■ RECORDS SUPPLIED ■
— start —

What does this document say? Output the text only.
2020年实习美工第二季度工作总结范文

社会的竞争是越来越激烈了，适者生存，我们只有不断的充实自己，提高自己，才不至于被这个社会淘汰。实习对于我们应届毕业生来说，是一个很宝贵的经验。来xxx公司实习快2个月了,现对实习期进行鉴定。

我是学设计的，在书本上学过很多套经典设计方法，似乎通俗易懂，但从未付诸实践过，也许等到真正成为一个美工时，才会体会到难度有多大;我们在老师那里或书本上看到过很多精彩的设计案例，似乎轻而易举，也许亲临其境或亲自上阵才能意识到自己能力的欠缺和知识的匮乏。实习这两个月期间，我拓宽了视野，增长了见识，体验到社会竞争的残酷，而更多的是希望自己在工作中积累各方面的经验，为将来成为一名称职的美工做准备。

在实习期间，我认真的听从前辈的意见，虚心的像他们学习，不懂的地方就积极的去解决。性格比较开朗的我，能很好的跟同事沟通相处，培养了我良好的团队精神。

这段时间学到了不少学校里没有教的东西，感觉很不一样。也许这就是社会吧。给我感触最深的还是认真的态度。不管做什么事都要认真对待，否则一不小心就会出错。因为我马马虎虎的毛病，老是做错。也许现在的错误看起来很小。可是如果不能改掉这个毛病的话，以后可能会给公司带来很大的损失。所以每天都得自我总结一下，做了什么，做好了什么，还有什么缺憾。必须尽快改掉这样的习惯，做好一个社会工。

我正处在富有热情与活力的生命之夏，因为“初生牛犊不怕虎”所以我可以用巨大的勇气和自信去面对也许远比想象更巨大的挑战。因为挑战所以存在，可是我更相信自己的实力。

— end —

■ GOAL ■
Each record above should be returned exactly as it appears.

■ SOLUTION TO THE EXERCISE ■
What does this document say? Output the text only.
2020年实习美工第二季度工作总结范文

社会的竞争是越来越激烈了，适者生存，我们只有不断的充实自己，提高自己，才不至于被这个社会淘汰。实习对于我们应届毕业生来说，是一个很宝贵的经验。来xxx公司实习快2个月了,现对实习期进行鉴定。

我是学设计的，在书本上学过很多套经典设计方法，似乎通俗易懂，但从未付诸实践过，也许等到真正成为一个美工时，才会体会到难度有多大;我们在老师那里或书本上看到过很多精彩的设计案例，似乎轻而易举，也许亲临其境或亲自上阵才能意识到自己能力的欠缺和知识的匮乏。实习这两个月期间，我拓宽了视野，增长了见识，体验到社会竞争的残酷，而更多的是希望自己在工作中积累各方面的经验，为将来成为一名称职的美工做准备。

在实习期间，我认真的听从前辈的意见，虚心的像他们学习，不懂的地方就积极的去解决。性格比较开朗的我，能很好的跟同事沟通相处，培养了我良好的团队精神。

这段时间学到了不少学校里没有教的东西，感觉很不一样。也许这就是社会吧。给我感触最深的还是认真的态度。不管做什么事都要认真对待，否则一不小心就会出错。因为我马马虎虎的毛病，老是做错。也许现在的错误看起来很小。可是如果不能改掉这个毛病的话，以后可能会给公司带来很大的损失。所以每天都得自我总结一下，做了什么，做好了什么，还有什么缺憾。必须尽快改掉这样的习惯，做好一个社会工。

我正处在富有热情与活力的生命之夏，因为“初生牛犊不怕虎”所以我可以用巨大的勇气和自信去面对也许远比想象更巨大的挑战。因为挑战所以存在，可是我更相信自己的实力。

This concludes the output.